(Data entries)
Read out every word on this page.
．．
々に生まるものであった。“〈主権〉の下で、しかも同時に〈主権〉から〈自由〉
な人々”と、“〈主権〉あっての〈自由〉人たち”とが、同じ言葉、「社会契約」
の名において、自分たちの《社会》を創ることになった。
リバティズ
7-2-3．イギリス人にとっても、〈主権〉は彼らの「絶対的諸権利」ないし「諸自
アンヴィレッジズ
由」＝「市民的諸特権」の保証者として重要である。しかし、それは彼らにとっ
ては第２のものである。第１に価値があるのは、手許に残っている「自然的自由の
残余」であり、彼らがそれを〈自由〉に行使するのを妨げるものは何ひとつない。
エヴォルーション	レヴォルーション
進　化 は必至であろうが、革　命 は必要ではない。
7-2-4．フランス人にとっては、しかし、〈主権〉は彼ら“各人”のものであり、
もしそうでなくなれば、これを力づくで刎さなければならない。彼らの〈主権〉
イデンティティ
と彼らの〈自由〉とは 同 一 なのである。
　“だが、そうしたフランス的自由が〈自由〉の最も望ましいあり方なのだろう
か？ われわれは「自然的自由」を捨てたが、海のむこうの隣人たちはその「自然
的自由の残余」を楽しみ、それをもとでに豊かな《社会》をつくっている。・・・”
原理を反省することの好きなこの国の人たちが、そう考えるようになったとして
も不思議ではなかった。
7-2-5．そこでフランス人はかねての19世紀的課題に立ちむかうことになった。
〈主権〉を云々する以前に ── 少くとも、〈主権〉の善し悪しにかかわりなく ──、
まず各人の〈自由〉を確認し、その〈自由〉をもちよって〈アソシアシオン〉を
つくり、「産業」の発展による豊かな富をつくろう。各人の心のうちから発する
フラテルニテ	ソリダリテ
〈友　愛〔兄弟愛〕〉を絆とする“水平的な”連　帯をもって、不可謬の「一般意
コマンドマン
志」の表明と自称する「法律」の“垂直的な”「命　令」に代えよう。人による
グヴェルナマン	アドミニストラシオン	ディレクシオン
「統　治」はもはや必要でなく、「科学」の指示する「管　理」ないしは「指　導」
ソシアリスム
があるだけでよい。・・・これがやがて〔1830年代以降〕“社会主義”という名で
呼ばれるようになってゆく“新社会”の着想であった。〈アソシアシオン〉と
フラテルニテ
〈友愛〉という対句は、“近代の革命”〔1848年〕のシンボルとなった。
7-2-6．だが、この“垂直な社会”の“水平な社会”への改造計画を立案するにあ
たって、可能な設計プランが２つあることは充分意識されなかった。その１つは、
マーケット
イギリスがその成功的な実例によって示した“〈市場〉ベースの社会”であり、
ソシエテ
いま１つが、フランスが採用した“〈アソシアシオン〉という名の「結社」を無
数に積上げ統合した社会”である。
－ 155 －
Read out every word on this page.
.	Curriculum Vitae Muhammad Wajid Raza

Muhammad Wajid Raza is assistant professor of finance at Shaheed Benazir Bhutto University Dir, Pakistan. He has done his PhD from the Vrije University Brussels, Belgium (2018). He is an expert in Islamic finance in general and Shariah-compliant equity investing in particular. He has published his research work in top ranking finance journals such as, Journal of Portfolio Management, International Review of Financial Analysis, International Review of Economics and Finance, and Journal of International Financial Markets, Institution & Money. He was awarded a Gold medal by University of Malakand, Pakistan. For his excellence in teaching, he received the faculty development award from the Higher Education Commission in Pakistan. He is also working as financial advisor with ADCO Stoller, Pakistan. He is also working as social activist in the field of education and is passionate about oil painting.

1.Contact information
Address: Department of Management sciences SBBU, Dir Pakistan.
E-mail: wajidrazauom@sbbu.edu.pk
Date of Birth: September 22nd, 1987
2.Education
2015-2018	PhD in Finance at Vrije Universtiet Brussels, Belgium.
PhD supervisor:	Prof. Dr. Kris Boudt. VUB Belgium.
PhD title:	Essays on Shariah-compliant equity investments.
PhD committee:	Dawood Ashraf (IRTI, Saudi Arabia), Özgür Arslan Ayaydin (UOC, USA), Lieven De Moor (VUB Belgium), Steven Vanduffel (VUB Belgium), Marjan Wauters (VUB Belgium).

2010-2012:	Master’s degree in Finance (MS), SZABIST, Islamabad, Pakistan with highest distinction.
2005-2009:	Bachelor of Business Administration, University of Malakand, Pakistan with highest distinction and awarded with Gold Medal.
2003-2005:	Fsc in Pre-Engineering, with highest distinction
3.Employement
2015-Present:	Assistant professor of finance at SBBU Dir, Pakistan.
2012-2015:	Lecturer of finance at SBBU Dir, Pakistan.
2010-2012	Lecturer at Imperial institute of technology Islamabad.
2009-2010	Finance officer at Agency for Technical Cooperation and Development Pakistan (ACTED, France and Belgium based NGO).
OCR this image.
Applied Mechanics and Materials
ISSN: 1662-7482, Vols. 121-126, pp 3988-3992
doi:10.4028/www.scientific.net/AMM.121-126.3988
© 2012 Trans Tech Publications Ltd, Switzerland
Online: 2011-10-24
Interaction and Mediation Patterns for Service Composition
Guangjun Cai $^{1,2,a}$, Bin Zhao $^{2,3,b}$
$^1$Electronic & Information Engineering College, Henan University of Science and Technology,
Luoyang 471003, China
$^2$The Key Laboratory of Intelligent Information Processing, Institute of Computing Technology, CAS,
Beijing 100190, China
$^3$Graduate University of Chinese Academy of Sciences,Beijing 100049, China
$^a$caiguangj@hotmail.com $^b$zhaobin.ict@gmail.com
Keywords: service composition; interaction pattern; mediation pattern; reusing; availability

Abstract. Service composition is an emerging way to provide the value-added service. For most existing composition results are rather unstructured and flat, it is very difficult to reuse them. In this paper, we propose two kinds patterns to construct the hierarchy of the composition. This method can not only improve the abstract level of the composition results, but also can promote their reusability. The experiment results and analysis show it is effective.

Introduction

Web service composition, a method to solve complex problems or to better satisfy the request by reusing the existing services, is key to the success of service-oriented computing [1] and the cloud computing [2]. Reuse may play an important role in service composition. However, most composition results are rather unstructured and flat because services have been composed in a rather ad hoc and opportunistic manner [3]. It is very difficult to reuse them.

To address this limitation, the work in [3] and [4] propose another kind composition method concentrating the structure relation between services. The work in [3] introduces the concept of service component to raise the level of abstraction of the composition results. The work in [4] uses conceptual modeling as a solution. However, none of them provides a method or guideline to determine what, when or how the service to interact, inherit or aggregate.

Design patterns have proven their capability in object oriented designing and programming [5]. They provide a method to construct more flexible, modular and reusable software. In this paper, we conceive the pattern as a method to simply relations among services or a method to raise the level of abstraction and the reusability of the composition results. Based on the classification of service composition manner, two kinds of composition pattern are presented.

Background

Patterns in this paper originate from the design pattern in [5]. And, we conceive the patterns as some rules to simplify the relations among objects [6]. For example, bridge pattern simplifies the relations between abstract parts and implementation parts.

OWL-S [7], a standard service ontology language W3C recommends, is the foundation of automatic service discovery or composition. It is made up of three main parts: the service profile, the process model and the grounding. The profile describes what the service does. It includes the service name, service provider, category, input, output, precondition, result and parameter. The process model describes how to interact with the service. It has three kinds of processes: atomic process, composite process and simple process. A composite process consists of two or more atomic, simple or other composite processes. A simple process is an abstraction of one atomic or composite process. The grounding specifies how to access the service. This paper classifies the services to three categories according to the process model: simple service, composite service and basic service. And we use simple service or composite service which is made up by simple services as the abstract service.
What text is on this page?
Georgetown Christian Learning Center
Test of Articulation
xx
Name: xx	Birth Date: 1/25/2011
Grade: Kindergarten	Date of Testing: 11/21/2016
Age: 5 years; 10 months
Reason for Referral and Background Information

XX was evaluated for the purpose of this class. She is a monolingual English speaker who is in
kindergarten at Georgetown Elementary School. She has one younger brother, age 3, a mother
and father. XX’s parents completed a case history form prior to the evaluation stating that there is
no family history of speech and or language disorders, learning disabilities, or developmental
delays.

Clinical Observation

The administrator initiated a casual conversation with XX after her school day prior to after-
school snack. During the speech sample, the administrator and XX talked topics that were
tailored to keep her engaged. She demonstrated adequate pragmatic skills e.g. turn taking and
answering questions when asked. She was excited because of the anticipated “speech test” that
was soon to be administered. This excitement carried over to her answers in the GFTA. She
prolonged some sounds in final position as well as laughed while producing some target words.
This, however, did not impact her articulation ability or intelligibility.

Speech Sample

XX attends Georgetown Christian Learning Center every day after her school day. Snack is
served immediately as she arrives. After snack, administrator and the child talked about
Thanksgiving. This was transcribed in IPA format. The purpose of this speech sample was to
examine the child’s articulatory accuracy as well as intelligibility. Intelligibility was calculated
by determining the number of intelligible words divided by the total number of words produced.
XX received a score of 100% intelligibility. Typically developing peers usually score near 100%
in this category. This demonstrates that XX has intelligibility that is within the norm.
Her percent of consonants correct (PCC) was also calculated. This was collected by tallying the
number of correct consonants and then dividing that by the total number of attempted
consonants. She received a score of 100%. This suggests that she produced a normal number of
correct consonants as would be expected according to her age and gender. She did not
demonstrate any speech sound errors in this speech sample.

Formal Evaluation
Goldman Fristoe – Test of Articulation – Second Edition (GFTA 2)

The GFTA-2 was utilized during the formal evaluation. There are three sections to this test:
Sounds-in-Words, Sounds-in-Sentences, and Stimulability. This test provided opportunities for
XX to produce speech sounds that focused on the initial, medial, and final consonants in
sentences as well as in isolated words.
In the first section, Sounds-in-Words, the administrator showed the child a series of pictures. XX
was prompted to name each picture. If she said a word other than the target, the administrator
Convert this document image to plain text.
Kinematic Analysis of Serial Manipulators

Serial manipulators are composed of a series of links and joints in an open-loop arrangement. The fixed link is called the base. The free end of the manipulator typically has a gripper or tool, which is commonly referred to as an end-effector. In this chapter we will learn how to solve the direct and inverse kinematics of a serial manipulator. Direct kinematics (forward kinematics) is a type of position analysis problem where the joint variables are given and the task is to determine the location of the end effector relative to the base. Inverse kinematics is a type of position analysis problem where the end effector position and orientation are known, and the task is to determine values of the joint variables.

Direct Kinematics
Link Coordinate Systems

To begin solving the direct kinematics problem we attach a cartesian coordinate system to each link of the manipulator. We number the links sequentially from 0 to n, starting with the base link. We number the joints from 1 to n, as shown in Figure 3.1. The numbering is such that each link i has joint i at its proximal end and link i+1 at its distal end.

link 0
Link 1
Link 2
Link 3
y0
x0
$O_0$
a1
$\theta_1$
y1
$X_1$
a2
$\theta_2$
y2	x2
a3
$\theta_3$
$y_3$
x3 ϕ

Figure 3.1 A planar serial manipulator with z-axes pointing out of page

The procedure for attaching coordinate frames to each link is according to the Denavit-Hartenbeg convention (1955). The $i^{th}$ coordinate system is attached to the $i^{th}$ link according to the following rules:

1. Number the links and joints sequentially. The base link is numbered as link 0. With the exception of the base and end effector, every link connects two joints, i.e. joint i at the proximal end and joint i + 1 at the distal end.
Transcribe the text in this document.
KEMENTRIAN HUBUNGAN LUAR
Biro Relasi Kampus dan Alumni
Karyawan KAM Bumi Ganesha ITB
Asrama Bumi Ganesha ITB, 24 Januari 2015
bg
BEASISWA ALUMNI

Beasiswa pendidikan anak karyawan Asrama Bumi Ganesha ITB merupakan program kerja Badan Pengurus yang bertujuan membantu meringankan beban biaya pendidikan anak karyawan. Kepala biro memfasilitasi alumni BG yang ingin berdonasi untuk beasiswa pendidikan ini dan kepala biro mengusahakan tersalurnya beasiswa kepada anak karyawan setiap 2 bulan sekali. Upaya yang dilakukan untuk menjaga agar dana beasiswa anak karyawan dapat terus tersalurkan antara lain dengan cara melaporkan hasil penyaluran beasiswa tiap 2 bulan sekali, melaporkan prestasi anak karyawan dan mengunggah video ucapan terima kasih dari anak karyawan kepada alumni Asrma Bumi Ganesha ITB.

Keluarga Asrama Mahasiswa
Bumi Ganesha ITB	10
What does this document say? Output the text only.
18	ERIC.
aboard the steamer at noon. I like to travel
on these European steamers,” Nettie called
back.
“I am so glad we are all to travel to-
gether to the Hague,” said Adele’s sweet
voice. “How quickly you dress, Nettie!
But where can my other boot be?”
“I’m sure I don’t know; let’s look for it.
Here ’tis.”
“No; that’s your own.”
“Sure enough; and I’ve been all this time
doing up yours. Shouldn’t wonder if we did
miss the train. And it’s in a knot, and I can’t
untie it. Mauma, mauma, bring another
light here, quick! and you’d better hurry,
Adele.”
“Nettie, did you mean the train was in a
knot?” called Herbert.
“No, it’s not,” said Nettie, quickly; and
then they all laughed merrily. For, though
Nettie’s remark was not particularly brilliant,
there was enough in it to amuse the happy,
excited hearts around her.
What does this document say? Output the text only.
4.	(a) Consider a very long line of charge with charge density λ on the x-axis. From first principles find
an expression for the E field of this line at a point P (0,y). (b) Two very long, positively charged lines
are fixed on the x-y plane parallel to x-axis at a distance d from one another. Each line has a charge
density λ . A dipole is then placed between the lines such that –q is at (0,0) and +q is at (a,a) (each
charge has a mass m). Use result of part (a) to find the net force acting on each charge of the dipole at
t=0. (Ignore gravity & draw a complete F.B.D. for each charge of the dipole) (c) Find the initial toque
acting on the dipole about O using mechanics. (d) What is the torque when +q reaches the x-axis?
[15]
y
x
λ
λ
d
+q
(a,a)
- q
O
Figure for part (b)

Task prompt:
Which lines contain the word "quickly"? Copy each of them.

Problem solution:
voice. “How quickly you dress, Nettie!
“No, it’s not,” said Nettie, quickly; and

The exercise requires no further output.